» TASK TO CARRY OUT:
Extract every line that contains the word "সহজভ".
───── DATA EXTRACT ─────
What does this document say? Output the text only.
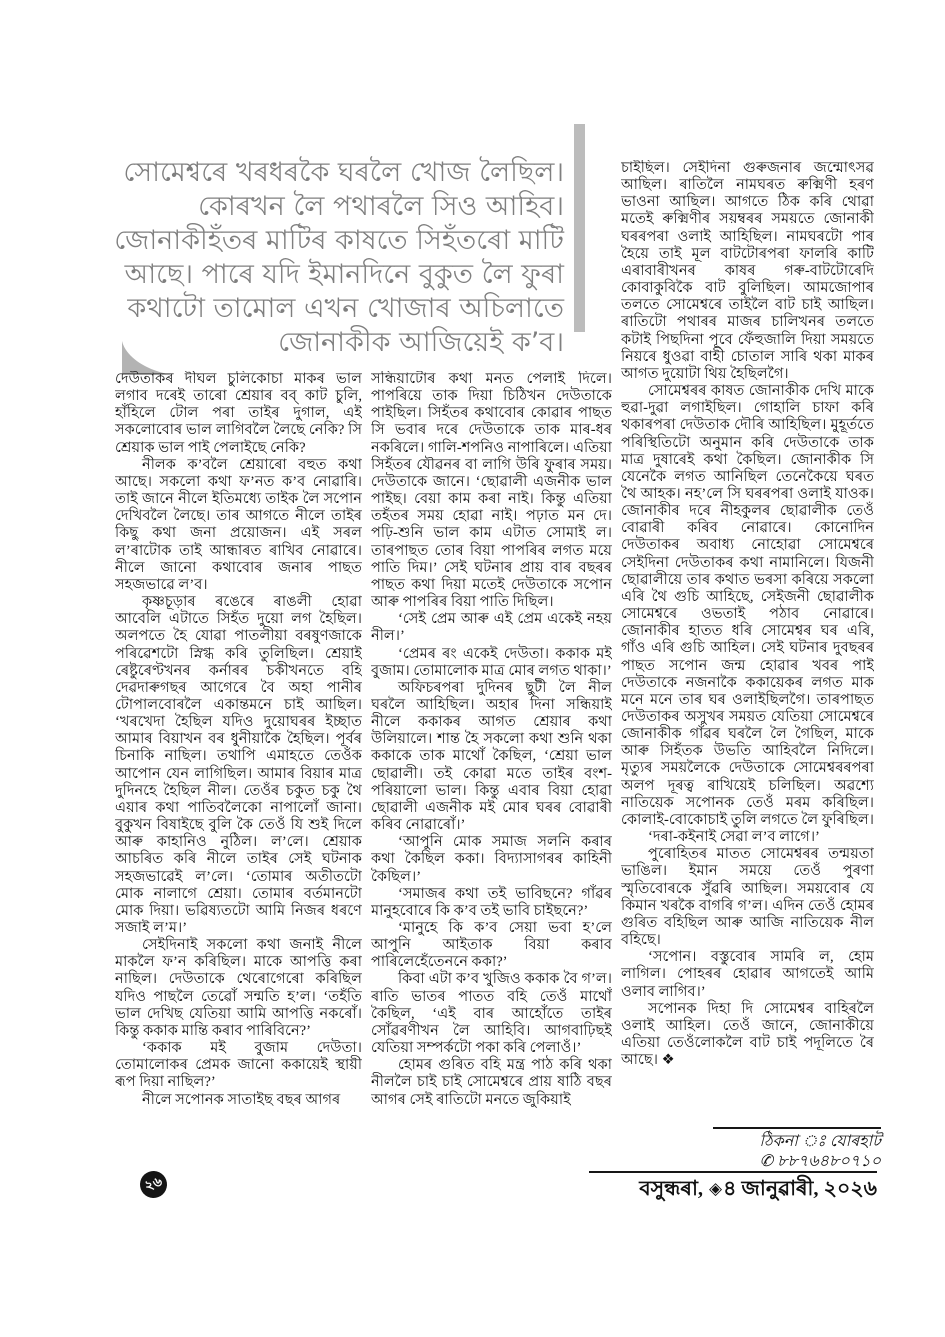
সোমেশ্বৰে খৰধৰকৈ ঘৰলৈ খোজ লৈছিল। কোৰখন লৈ পথাৰলৈ সিও আহিব। জোনাকীহঁতৰ মাটিৰ কাষতে সিহঁতৰো মাটি আছে। পাৰে যদি ইমানদিনে বুকুত লৈ ফুৰা কথাটো তামোল এখন খোজাৰ অচিলাতে জোনাকীক আজিয়েই ক’ব।

দেউতাকৰ দীঘল চুলিকোচা মাকৰ ভাল লগাব দৰেই তাৰো শ্ৰেয়াৰ বব্ কাট চুলি, হাঁহিলে টোল পৰা তাইৰ দুগাল, এই সকলোবোৰ ভাল লাগিবলৈ লৈছে নেকি? সি শ্ৰেয়াক ভাল পাই পেলাইছে নেকি?

নীলক ক’বলৈ শ্ৰেয়াৰো বহুত কথা আছে। সকলো কথা ফ’নত ক’ব নোৱাৰি। তাই জানে নীলে ইতিমধ্যে তাইক লৈ সপোন দেখিবলৈ লৈছে। তাৰ আগতে নীলে তাইৰ কিছু কথা জনা প্ৰয়োজন। এই সৰল ল’ৰাটোক তাই আন্ধাৰত ৰাখিব নোৱাৰে। নীলে জানো কথাবোৰ জনাৰ পাছত সহজভাৱে ল’ব।

কৃষ্ণচূড়াৰ ৰঙেৰে ৰাঙলী হোৱা আবেলি এটাতে সিহঁত দুয়ো লগ হৈছিল। অলপতে হৈ যোৱা পাতলীয়া বৰষুণজাকে পৰিৱেশটো স্নিগ্ধ কৰি তুলিছিল। শ্ৰেয়াই ৰেষ্টুৰেণ্টখনৰ কৰ্নাৰৰ চকীখনতে বহি দেৱদাৰুগছৰ আগেৰে বৈ অহা পানীৰ টোপালবোৰলৈ একান্তমনে চাই আছিল। ‘খৰখেদা হৈছিল যদিও দুয়োঘৰৰ ইচ্ছাত আমাৰ বিয়াখন বৰ ধুনীয়াকৈ হৈছিল। পূৰ্বৰ চিনাকি নাছিল। তথাপি এমাহতে তেওঁক আপোন যেন লাগিছিল। আমাৰ বিয়াৰ মাত্ৰ দুদিনহে হৈছিল নীল। তেওঁৰ চকুত চকু থৈ এয়াৰ কথা পাতিবলৈকো নাপালোঁ জানা। বুকুখন বিষাইছে বুলি কৈ তেওঁ যি শুই দিলে আৰু কাহানিও নুঠিল। ল’লে। শ্ৰেয়াক আচৰিত কৰি নীলে তাইৰ সেই ঘটনাক সহজভাৱেই ল’লে। ‘তোমাৰ অতীতটো মোক নালাগে শ্ৰেয়া। তোমাৰ বৰ্তমানটো মোক দিয়া। ভৱিষ্যতটো আমি নিজৰ ধৰণে সজাই ল’ম।’

সেইদিনাই সকলো কথা জনাই নীলে মাকলৈ ফ’ন কৰিছিল। মাকে আপত্তি কৰা নাছিল। দেউতাকে থেৰোগেৰো কৰিছিল যদিও পাছলৈ তেৱোঁ সন্মতি হ’ল। ‘তহঁতি ভাল দেখিছ যেতিয়া আমি আপত্তি নকৰোঁ। কিন্তু ককাক মান্তি কৰাব পাৰিবিনে?’

‘ককাক মই বুজাম দেউতা। তোমালোকৰ প্ৰেমক জানো ককায়েই স্থায়ী ৰূপ দিয়া নাছিল?’

নীলে সপোনক সাতাইছ বছৰ আগৰ

সন্ধিয়াটোৰ কথা মনত পেলাই দিলে। পাপৰিয়ে তাক দিয়া চিঠিখন দেউতাকে পাইছিল। সিহঁতৰ কথাবোৰ কোৱাৰ পাছত সি ভবাৰ দৰে দেউতাকে তাক মাৰ-ধৰ নকৰিলে। গালি-শপনিও নাপাৰিলে। এতিয়া সিহঁতৰ যৌৱনৰ বা লাগি উৰি ফুৰাৰ সময়। দেউতাকে জানে। ‘ছোৱালী এজনীক ভাল পাইছ। বেয়া কাম কৰা নাই। কিন্তু এতিয়া তহঁতৰ সময় হোৱা নাই। পঢ়াত মন দে। পঢ়ি-শুনি ভাল কাম এটাত সোমাই ল। তাৰপাছত তোৰ বিয়া পাপৰিৰ লগত ময়ে পাতি দিম।’ সেই ঘটনাৰ প্ৰায় বাৰ বছৰৰ পাছত কথা দিয়া মতেই দেউতাকে সপোন আৰু পাপৰিৰ বিয়া পাতি দিছিল।

‘সেই প্ৰেম আৰু এই প্ৰেম একেই নহয় নীল।’

‘প্ৰেমৰ ৰং একেই দেউতা। ককাক মই বুজাম। তোমালোক মাত্ৰ মোৰ লগত থাকা।’

অফিচৰপৰা দুদিনৰ ছুটী লৈ নীল ঘৰলৈ আহিছিল। অহাৰ দিনা সন্ধিয়াই নীলে ককাকৰ আগত শ্ৰেয়াৰ কথা উলিয়ালে। শান্ত হৈ সকলো কথা শুনি থকা ককাকে তাক মাথোঁ কৈছিল, ‘শ্ৰেয়া ভাল ছোৱালী। তই কোৱা মতে তাইৰ বংশ-পৰিয়ালো ভাল। কিন্তু এবাৰ বিয়া হোৱা ছোৱালী এজনীক মই মোৰ ঘৰৰ বোৱাৰী কৰিব নোৱাৰোঁ।’

‘আপুনি মোক সমাজ সলনি কৰাৰ কথা কৈছিল ককা। বিদ্যাসাগৰৰ কাহিনী কৈছিল।’

‘সমাজৰ কথা তই ভাবিছনে? গাঁৱৰ মানুহবোৰে কি ক’ব তই ভাবি চাইছনে?’

‘মানুহে কি ক’ব সেয়া ভবা হ’লে আপুনি আইতাক বিয়া কৰাব পাৰিলেহেঁতেননে ককা?’

কিবা এটা ক’ব খুজিও ককাক বৈ গ’ল। ৰাতি ভাতৰ পাতত বহি তেওঁ মাথোঁ কৈছিল, ‘এই বাৰ আহোঁতে তাইৰ সোঁৱৰণীখন লৈ আহিবি। আগবাঢ়িছই যেতিয়া সম্পৰ্কটো পকা কৰি পেলাওঁ।’

হোমৰ গুৰিত বহি মন্ত্ৰ পাঠ কৰি থকা নীললৈ চাই চাই সোমেশ্বৰে প্ৰায় ষাঠি বছৰ আগৰ সেই ৰাতিটো মনতে জুকিয়াই

চাইছিল। সেইদিনা গুৰুজনাৰ জন্মোৎসৱ আছিল। ৰাতিলৈ নামঘৰত ৰুক্মিণী হৰণ ভাওনা আছিল। আগতে ঠিক কৰি থোৱা মতেই ৰুক্মিণীৰ সয়ম্বৰৰ সময়তে জোনাকী ঘৰৰপৰা ওলাই আহিছিল। নামঘৰটো পাৰ হৈয়ে তাই মূল বাটটোৰপৰা ফালৰি কাটি এৰাবাৰীখনৰ কাষৰ গৰু-বাটটোৰেদি কোবাকুবিকৈ বাট বুলিছিল। আমজোপাৰ তলতে সোমেশ্বৰে তাইলৈ বাট চাই আছিল। ৰাতিটো পথাৰৰ মাজৰ চালিখনৰ তলতে কটাই পিছদিনা পূবে ফেঁহুজালি দিয়া সময়তে নিয়ৰে ধুওৱা বাহী চোতাল সাৰি থকা মাকৰ আগত দুয়োটা থিয় হৈছিলগৈ।

সোমেশ্বৰৰ কাষত জোনাকীক দেখি মাকে হুৱা-দুৱা লগাইছিল। গোহালি চাফা কৰি থকাৰপৰা দেউতাক দৌৰি আহিছিল। মুহূৰ্ততে পৰিস্থিতিটো অনুমান কৰি দেউতাকে তাক মাত্ৰ দুষাৰেই কথা কৈছিল। জোনাকীক সি যেনেকৈ লগত আনিছিল তেনেকৈয়ে ঘৰত থৈ আহক। নহ’লে সি ঘৰৰপৰা ওলাই যাওক। জোনাকীৰ দৰে নীহকুলৰ ছোৱালীক তেওঁ বোৱাৰী কৰিব নোৱাৰে। কোনোদিন দেউতাকৰ অবাধ্য নোহোৱা সোমেশ্বৰে সেইদিনা দেউতাকৰ কথা নামানিলে। যিজনী ছোৱালীয়ে তাৰ কথাত ভৰসা কৰিয়ে সকলো এৰি থৈ গুচি আহিছে, সেইজনী ছোৱালীক সোমেশ্বৰে ওভতাই পঠাব নোৱাৰে। জোনাকীৰ হাতত ধৰি সোমেশ্বৰ ঘৰ এৰি, গাঁও এৰি গুচি আহিল। সেই ঘটনাৰ দুবছৰৰ পাছত সপোন জন্ম হোৱাৰ খবৰ পাই দেউতাকে নজনাকৈ ককায়েকৰ লগত মাক মনে মনে তাৰ ঘৰ ওলাইছিলগৈ। তাৰপাছত দেউতাকৰ অসুখৰ সময়ত যেতিয়া সোমেশ্বৰে জোনাকীক গাঁৱৰ ঘৰলৈ লৈ গৈছিল, মাকে আৰু সিহঁতক উভতি আহিবলৈ নিদিলে। মৃত্যুৰ সময়লৈকে দেউতাকে সোমেশ্বৰৰপৰা অলপ দূৰত্ব ৰাখিয়েই চলিছিল। অৱশ্যে নাতিয়েক সপোনক তেওঁ মৰম কৰিছিল। কোলাই-বোকোচাই তুলি লগতে লৈ ফুৰিছিল।

‘দৰা-কইনাই সেৱা ল’ব লাগে।’

পুৰোহিতৰ মাতত সোমেশ্বৰৰ তন্ময়তা ভাঙিল। ইমান সময়ে তেওঁ পুৰণা স্মৃতিবোৰকে সুঁৱৰি আছিল। সময়বোৰ যে কিমান খৰকৈ বাগৰি গ’ল। এদিন তেওঁ হোমৰ গুৰিত বহিছিল আৰু আজি নাতিয়েক নীল বহিছে।

‘সপোন। বস্তুবোৰ সামৰি ল, হোম লাগিল। পোহৰৰ হোৱাৰ আগতেই আমি ওলাব লাগিব।’

সপোনক দিহা দি সোমেশ্বৰ বাহিৰলৈ ওলাই আহিল। তেওঁ জানে, জোনাকীয়ে এতিয়া তেওঁলোকলৈ বাট চাই পদূলিতে ৰৈ আছে। ❖

ঠিকনা ঃ যোৰহাট
✆ ৮৮৭৬৪৮০৭১০
২৬	বসুন্ধৰা, ◈৪ জানুৱাৰী, ২০২৬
─────
» OUTPUT FOR THIS EXERCISE:
নীলক ক’বলৈ শ্ৰেয়াৰো বহুত কথা আছে। সকলো কথা ফ’নত ক’ব নোৱাৰি। তাই জানে নীলে ইতিমধ্যে তাইক লৈ সপোন দেখিবলৈ লৈছে। তাৰ আগতে নীলে তাইৰ কিছু কথা জনা প্ৰয়োজন। এই সৰল ল’ৰাটোক তাই আন্ধাৰত ৰাখিব নোৱাৰে। নীলে জানো কথাবোৰ জনাৰ পাছত সহজভাৱে ল’ব।
কৃষ্ণচূড়াৰ ৰঙেৰে ৰাঙলী হোৱা আবেলি এটাতে সিহঁত দুয়ো লগ হৈছিল। অলপতে হৈ যোৱা পাতলীয়া বৰষুণজাকে পৰিৱেশটো স্নিগ্ধ কৰি তুলিছিল। শ্ৰেয়াই ৰেষ্টুৰেণ্টখনৰ কৰ্নাৰৰ চকীখনতে বহি দেৱদাৰুগছৰ আগেৰে বৈ অহা পানীৰ টোপালবোৰলৈ একান্তমনে চাই আছিল। ‘খৰখেদা হৈছিল যদিও দুয়োঘৰৰ ইচ্ছাত আমাৰ বিয়াখন বৰ ধুনীয়াকৈ হৈছিল। পূৰ্বৰ চিনাকি নাছিল। তথাপি এমাহতে তেওঁক আপোন যেন লাগিছিল। আমাৰ বিয়াৰ মাত্ৰ দুদিনহে হৈছিল নীল। তেওঁৰ চকুত চকু থৈ এয়াৰ কথা পাতিবলৈকো নাপালোঁ জানা। বুকুখন বিষাইছে বুলি কৈ তেওঁ যি শুই দিলে আৰু কাহানিও নুঠিল। ল’লে। শ্ৰেয়াক আচৰিত কৰি নীলে তাইৰ সেই ঘটনাক সহজভাৱেই ল’লে। ‘তোমাৰ অতীতটো মোক নালাগে শ্ৰেয়া। তোমাৰ বৰ্তমানটো মোক দিয়া। ভৱিষ্যতটো আমি নিজৰ ধৰণে সজাই ল’ম।’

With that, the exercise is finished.